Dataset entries
• • • • • • •

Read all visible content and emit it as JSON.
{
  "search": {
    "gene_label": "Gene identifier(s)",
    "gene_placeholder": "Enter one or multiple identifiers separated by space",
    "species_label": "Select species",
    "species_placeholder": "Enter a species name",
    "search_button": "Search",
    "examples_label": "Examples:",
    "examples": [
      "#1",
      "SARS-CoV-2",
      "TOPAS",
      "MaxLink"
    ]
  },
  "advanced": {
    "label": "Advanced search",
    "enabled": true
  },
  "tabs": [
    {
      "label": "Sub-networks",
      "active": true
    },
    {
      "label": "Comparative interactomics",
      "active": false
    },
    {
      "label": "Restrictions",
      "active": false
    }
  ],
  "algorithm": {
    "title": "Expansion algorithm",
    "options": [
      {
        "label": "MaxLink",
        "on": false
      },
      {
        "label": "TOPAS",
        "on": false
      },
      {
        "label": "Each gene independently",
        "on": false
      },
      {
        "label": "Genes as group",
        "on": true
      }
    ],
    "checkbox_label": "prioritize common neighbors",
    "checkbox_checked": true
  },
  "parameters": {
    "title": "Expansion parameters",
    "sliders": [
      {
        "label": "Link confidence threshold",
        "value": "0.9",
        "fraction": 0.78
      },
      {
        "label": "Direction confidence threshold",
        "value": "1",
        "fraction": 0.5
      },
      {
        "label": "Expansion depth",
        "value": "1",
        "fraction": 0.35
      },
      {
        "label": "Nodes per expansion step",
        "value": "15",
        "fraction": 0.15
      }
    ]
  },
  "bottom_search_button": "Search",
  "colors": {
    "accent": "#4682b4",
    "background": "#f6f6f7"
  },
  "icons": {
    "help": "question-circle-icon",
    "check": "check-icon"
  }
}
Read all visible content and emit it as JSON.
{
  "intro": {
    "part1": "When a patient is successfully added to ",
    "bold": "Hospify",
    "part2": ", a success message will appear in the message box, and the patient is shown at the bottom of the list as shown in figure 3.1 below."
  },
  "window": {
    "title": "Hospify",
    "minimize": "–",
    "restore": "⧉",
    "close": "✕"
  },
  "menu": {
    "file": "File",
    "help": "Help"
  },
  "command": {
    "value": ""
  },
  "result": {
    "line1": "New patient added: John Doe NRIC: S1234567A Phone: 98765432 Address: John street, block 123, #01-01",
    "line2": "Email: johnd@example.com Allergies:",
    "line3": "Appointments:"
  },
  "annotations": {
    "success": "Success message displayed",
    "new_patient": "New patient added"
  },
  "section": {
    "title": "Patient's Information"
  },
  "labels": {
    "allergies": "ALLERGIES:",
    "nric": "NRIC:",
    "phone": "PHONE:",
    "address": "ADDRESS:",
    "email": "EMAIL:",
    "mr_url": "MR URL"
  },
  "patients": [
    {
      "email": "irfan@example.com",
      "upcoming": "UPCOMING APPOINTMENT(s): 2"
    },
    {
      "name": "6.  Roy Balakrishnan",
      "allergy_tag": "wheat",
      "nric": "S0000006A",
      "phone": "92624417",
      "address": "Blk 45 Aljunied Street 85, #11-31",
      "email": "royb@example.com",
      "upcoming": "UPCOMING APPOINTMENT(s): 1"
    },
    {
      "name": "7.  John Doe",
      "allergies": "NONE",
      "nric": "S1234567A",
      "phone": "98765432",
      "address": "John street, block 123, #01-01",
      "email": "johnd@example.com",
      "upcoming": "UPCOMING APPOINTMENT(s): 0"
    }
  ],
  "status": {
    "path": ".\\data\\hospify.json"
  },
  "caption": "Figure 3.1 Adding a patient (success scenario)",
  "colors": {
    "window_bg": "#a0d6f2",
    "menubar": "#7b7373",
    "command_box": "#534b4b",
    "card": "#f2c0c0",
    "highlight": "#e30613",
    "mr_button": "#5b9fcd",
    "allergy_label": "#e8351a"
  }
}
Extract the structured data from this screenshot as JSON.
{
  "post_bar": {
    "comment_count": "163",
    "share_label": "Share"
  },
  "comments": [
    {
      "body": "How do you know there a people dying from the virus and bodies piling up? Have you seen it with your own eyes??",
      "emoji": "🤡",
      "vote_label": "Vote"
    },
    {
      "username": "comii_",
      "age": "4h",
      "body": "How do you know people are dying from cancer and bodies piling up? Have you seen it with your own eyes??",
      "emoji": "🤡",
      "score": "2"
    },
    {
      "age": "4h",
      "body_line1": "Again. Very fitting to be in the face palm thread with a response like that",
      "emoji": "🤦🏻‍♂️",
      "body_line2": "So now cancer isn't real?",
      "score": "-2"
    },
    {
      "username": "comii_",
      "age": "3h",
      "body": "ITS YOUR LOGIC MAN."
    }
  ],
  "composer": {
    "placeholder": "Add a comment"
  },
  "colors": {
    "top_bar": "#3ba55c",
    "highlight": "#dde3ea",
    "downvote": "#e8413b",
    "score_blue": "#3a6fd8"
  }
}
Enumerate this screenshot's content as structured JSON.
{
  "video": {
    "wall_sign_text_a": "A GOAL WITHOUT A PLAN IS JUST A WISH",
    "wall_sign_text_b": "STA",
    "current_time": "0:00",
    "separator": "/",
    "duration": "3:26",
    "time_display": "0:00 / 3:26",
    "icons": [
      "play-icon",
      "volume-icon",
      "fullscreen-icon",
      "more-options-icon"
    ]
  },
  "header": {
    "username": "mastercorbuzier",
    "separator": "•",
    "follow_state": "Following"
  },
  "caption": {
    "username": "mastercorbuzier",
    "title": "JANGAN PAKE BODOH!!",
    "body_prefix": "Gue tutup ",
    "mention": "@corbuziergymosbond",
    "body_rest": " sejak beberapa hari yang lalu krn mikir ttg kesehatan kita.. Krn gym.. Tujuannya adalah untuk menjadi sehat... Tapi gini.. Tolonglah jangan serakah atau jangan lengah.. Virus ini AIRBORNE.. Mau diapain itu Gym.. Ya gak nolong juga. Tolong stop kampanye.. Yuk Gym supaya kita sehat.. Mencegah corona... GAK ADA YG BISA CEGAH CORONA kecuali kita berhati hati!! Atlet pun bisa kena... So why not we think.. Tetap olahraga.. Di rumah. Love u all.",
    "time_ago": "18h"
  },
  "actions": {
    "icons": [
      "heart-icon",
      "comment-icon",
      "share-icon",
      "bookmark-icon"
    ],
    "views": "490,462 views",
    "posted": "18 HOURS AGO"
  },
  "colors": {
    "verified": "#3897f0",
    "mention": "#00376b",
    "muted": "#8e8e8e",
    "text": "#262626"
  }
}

• • • • • • •

The data must be given again in full. Keep every line identical.

Read all visible content and emit it as JSON.
{
  "search": {
    "gene_label": "Gene identifier(s)",
    "gene_placeholder": "Enter one or multiple identifiers separated by space",
    "species_label": "Select species",
    "species_placeholder": "Enter a species name",
    "search_button": "Search",
    "examples_label": "Examples:",
    "examples": [
      "#1",
      "SARS-CoV-2",
      "TOPAS",
      "MaxLink"
    ]
  },
  "advanced": {
    "label": "Advanced search",
    "enabled": true
  },
  "tabs": [
    {
      "label": "Sub-networks",
      "active": true
    },
    {
      "label": "Comparative interactomics",
      "active": false
    },
    {
      "label": "Restrictions",
      "active": false
    }
  ],
  "algorithm": {
    "title": "Expansion algorithm",
    "options": [
      {
        "label": "MaxLink",
        "on": false
      },
      {
        "label": "TOPAS",
        "on": false
      },
      {
        "label": "Each gene independently",
        "on": false
      },
      {
        "label": "Genes as group",
        "on": true
      }
    ],
    "checkbox_label": "prioritize common neighbors",
    "checkbox_checked": true
  },
  "parameters": {
    "title": "Expansion parameters",
    "sliders": [
      {
        "label": "Link confidence threshold",
        "value": "0.9",
        "fraction": 0.78
      },
      {
        "label": "Direction confidence threshold",
        "value": "1",
        "fraction": 0.5
      },
      {
        "label": "Expansion depth",
        "value": "1",
        "fraction": 0.35
      },
      {
        "label": "Nodes per expansion step",
        "value": "15",
        "fraction": 0.15
      }
    ]
  },
  "bottom_search_button": "Search",
  "colors": {
    "accent": "#4682b4",
    "background": "#f6f6f7"
  },
  "icons": {
    "help": "question-circle-icon",
    "check": "check-icon"
  }
}
Read all visible content and emit it as JSON.
{
  "intro": {
    "part1": "When a patient is successfully added to ",
    "bold": "Hospify",
    "part2": ", a success message will appear in the message box, and the patient is shown at the bottom of the list as shown in figure 3.1 below."
  },
  "window": {
    "title": "Hospify",
    "minimize": "–",
    "restore": "⧉",
    "close": "✕"
  },
  "menu": {
    "file": "File",
    "help": "Help"
  },
  "command": {
    "value": ""
  },
  "result": {
    "line1": "New patient added: John Doe NRIC: S1234567A Phone: 98765432 Address: John street, block 123, #01-01",
    "line2": "Email: johnd@example.com Allergies:",
    "line3": "Appointments:"
  },
  "annotations": {
    "success": "Success message displayed",
    "new_patient": "New patient added"
  },
  "section": {
    "title": "Patient's Information"
  },
  "labels": {
    "allergies": "ALLERGIES:",
    "nric": "NRIC:",
    "phone": "PHONE:",
    "address": "ADDRESS:",
    "email": "EMAIL:",
    "mr_url": "MR URL"
  },
  "patients": [
    {
      "email": "irfan@example.com",
      "upcoming": "UPCOMING APPOINTMENT(s): 2"
    },
    {
      "name": "6.  Roy Balakrishnan",
      "allergy_tag": "wheat",
      "nric": "S0000006A",
      "phone": "92624417",
      "address": "Blk 45 Aljunied Street 85, #11-31",
      "email": "royb@example.com",
      "upcoming": "UPCOMING APPOINTMENT(s): 1"
    },
    {
      "name": "7.  John Doe",
      "allergies": "NONE",
      "nric": "S1234567A",
      "phone": "98765432",
      "address": "John street, block 123, #01-01",
      "email": "johnd@example.com",
      "upcoming": "UPCOMING APPOINTMENT(s): 0"
    }
  ],
  "status": {
    "path": ".\\data\\hospify.json"
  },
  "caption": "Figure 3.1 Adding a patient (success scenario)",
  "colors": {
    "window_bg": "#a0d6f2",
    "menubar": "#7b7373",
    "command_box": "#534b4b",
    "card": "#f2c0c0",
    "highlight": "#e30613",
    "mr_button": "#5b9fcd",
    "allergy_label": "#e8351a"
  }
}
Extract the structured data from this screenshot as JSON.
{
  "post_bar": {
    "comment_count": "163",
    "share_label": "Share"
  },
  "comments": [
    {
      "body": "How do you know there a people dying from the virus and bodies piling up? Have you seen it with your own eyes??",
      "emoji": "🤡",
      "vote_label": "Vote"
    },
    {
      "username": "comii_",
      "age": "4h",
      "body": "How do you know people are dying from cancer and bodies piling up? Have you seen it with your own eyes??",
      "emoji": "🤡",
      "score": "2"
    },
    {
      "age": "4h",
      "body_line1": "Again. Very fitting to be in the face palm thread with a response like that",
      "emoji": "🤦🏻‍♂️",
      "body_line2": "So now cancer isn't real?",
      "score": "-2"
    },
    {
      "username": "comii_",
      "age": "3h",
      "body": "ITS YOUR LOGIC MAN."
    }
  ],
  "composer": {
    "placeholder": "Add a comment"
  },
  "colors": {
    "top_bar": "#3ba55c",
    "highlight": "#dde3ea",
    "downvote": "#e8413b",
    "score_blue": "#3a6fd8"
  }
}
Enumerate this screenshot's content as structured JSON.
{
  "video": {
    "wall_sign_text_a": "A GOAL WITHOUT A PLAN IS JUST A WISH",
    "wall_sign_text_b": "STA",
    "current_time": "0:00",
    "separator": "/",
    "duration": "3:26",
    "time_display": "0:00 / 3:26",
    "icons": [
      "play-icon",
      "volume-icon",
      "fullscreen-icon",
      "more-options-icon"
    ]
  },
  "header": {
    "username": "mastercorbuzier",
    "separator": "•",
    "follow_state": "Following"
  },
  "caption": {
    "username": "mastercorbuzier",
    "title": "JANGAN PAKE BODOH!!",
    "body_prefix": "Gue tutup ",
    "mention": "@corbuziergymosbond",
    "body_rest": " sejak beberapa hari yang lalu krn mikir ttg kesehatan kita.. Krn gym.. Tujuannya adalah untuk menjadi sehat... Tapi gini.. Tolonglah jangan serakah atau jangan lengah.. Virus ini AIRBORNE.. Mau diapain itu Gym.. Ya gak nolong juga. Tolong stop kampanye.. Yuk Gym supaya kita sehat.. Mencegah corona... GAK ADA YG BISA CEGAH CORONA kecuali kita berhati hati!! Atlet pun bisa kena... So why not we think.. Tetap olahraga.. Di rumah. Love u all.",
    "time_ago": "18h"
  },
  "actions": {
    "icons": [
      "heart-icon",
      "comment-icon",
      "share-icon",
      "bookmark-icon"
    ],
    "views": "490,462 views",
    "posted": "18 HOURS AGO"
  },
  "colors": {
    "verified": "#3897f0",
    "mention": "#00376b",
    "muted": "#8e8e8e",
    "text": "#262626"
  }
}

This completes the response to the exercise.